Information supplied:

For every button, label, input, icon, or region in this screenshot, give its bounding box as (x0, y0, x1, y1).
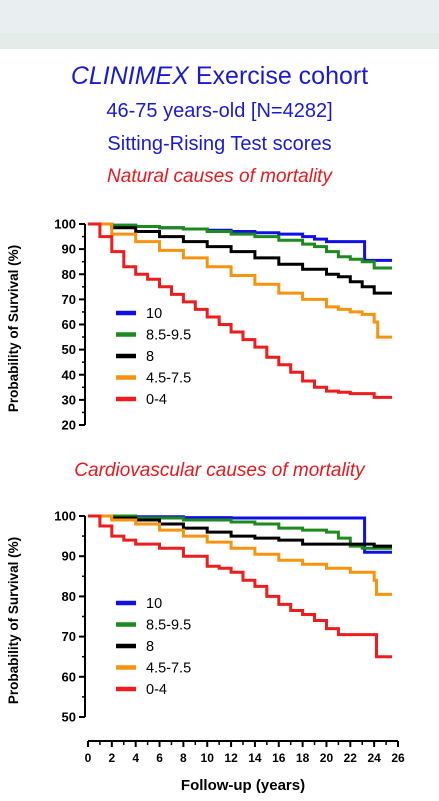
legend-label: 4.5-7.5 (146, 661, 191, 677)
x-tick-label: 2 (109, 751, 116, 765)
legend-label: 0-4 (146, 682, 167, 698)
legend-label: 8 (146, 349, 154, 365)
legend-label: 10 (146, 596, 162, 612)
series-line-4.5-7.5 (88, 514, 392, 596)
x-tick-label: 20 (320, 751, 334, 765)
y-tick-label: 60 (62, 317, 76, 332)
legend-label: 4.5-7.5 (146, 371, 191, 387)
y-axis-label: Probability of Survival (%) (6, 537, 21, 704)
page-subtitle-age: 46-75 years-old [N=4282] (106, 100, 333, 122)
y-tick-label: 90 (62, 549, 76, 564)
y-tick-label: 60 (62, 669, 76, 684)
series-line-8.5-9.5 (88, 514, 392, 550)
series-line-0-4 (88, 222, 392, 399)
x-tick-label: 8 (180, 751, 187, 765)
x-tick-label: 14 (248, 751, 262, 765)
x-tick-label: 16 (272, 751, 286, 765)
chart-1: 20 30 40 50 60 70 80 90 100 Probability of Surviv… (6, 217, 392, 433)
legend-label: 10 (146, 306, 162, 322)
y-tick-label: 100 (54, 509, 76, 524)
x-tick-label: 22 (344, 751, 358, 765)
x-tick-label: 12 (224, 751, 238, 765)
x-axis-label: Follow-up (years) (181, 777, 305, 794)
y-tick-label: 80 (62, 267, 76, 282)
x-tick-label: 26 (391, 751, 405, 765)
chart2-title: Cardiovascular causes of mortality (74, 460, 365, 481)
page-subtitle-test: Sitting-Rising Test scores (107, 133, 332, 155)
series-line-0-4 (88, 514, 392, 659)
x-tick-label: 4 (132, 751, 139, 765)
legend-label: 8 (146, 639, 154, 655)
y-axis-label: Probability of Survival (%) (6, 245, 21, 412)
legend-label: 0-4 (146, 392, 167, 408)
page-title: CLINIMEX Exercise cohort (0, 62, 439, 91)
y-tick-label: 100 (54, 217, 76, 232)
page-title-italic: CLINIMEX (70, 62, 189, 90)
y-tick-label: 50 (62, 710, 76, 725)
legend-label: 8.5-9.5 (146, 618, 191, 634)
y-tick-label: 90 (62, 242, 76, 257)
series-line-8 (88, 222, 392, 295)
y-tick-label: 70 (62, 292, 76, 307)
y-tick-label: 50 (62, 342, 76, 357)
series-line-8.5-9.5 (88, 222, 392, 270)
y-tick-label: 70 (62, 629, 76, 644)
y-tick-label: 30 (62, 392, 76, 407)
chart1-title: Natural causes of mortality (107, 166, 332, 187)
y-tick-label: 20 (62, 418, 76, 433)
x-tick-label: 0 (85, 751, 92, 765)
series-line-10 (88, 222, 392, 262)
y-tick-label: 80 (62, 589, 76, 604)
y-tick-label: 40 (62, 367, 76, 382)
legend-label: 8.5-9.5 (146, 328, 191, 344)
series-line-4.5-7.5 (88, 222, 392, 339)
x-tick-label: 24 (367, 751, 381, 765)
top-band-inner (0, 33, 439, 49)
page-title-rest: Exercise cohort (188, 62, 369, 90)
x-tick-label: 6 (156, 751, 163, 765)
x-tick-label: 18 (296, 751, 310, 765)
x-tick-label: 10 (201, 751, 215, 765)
--
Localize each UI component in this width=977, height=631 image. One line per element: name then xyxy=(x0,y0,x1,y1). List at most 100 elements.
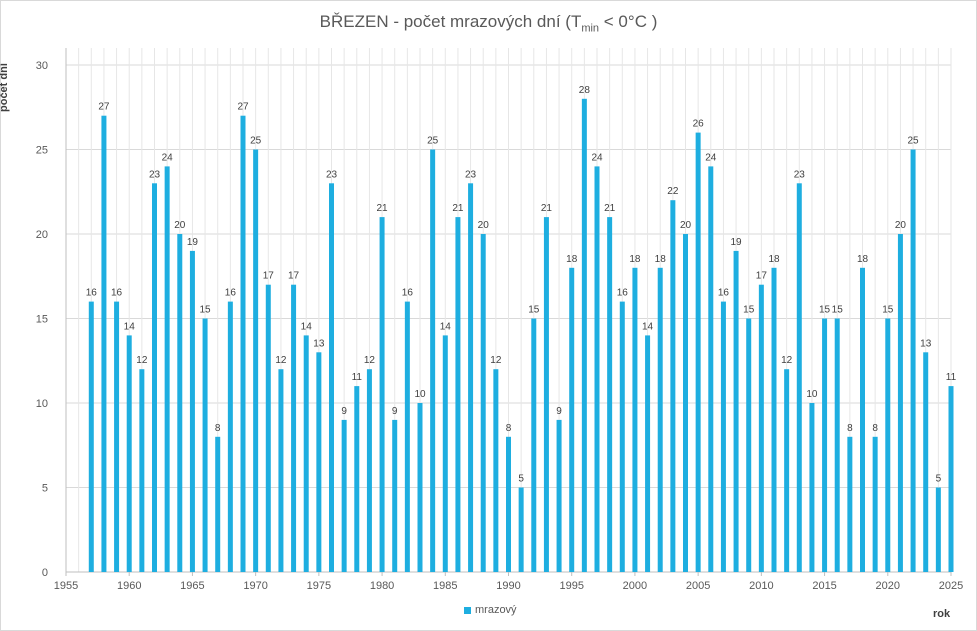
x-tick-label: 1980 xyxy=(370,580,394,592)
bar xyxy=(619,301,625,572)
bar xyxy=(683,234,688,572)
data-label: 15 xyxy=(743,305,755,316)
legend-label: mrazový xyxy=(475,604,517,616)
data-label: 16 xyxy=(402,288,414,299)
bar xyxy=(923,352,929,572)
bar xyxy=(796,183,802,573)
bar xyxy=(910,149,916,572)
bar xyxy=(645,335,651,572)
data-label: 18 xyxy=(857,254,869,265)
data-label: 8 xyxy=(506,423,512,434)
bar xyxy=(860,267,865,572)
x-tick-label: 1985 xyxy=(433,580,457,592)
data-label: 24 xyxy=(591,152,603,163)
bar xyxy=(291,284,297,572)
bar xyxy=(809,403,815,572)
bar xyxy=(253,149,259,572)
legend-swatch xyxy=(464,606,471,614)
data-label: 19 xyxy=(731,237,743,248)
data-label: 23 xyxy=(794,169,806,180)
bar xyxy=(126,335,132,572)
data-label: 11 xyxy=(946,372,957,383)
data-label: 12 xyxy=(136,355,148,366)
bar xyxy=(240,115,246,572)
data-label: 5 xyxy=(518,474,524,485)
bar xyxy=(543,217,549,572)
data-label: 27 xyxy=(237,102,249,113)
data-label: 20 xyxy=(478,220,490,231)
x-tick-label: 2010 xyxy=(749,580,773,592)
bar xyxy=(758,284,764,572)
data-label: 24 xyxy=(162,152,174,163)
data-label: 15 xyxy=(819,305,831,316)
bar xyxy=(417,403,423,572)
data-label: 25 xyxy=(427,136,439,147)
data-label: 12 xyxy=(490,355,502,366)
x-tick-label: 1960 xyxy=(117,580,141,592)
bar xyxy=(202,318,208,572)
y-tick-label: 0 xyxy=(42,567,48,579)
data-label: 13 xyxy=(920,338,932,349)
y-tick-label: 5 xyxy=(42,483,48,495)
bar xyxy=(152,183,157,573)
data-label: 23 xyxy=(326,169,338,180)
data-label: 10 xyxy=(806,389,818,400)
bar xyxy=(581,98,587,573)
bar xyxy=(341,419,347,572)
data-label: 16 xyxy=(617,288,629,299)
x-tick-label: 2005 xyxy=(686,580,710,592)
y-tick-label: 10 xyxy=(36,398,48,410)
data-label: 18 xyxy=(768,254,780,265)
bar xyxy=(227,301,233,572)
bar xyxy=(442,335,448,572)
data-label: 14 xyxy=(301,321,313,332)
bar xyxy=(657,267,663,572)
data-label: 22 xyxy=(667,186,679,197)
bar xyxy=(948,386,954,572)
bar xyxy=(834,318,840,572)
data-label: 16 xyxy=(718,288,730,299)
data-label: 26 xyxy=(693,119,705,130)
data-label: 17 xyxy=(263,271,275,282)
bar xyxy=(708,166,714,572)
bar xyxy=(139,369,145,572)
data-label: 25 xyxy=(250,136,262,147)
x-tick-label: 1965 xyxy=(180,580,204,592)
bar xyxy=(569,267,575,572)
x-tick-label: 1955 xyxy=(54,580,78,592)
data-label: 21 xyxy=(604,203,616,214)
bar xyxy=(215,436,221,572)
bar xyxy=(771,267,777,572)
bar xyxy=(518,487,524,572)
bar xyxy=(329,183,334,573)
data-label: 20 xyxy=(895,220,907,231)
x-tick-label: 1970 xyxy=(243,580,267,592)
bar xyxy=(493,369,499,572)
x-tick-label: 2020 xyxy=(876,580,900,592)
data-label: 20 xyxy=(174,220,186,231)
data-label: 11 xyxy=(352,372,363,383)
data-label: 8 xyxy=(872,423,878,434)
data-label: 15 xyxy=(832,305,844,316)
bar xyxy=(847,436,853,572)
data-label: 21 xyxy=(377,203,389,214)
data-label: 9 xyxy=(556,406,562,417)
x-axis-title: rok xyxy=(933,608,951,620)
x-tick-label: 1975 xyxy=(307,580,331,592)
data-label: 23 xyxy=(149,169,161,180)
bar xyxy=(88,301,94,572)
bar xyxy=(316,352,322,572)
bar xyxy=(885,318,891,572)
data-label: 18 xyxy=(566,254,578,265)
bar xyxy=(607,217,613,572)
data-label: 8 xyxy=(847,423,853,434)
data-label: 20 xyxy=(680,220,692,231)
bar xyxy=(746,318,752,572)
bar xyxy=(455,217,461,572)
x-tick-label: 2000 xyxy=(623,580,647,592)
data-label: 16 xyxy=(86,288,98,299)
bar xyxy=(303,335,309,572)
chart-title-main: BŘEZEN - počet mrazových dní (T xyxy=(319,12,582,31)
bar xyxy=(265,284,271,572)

What to produce:
Print the records line for line without changes, beginning with the line that contains "legend-label: 4.5-7.5 (146, 661, 191, 677)" and ending after the line that contains "y-tick-label: 100 (54, 509, 76, 524)".

Result:
legend-label: 4.5-7.5 (146, 661, 191, 677)
x-tick-label: 2 (109, 751, 116, 765)
legend-label: 0-4 (146, 682, 167, 698)
legend-label: 8 (146, 349, 154, 365)
legend-label: 10 (146, 596, 162, 612)
series-line-4.5-7.5 (88, 514, 392, 596)
x-tick-label: 20 (320, 751, 334, 765)
y-tick-label: 60 (62, 317, 76, 332)
legend-label: 4.5-7.5 (146, 371, 191, 387)
y-axis-label: Probability of Survival (%) (6, 537, 21, 704)
page-subtitle-age: 46-75 years-old [N=4282] (106, 100, 333, 122)
y-tick-label: 90 (62, 549, 76, 564)
y-tick-label: 60 (62, 669, 76, 684)
series-line-8.5-9.5 (88, 514, 392, 550)
series-line-0-4 (88, 222, 392, 399)
x-tick-label: 8 (180, 751, 187, 765)
x-tick-label: 14 (248, 751, 262, 765)
x-tick-label: 16 (272, 751, 286, 765)
chart-1: 20 30 40 50 60 70 80 90 100 Probability of Surviv… (6, 217, 392, 433)
legend-label: 10 (146, 306, 162, 322)
y-tick-label: 100 (54, 509, 76, 524)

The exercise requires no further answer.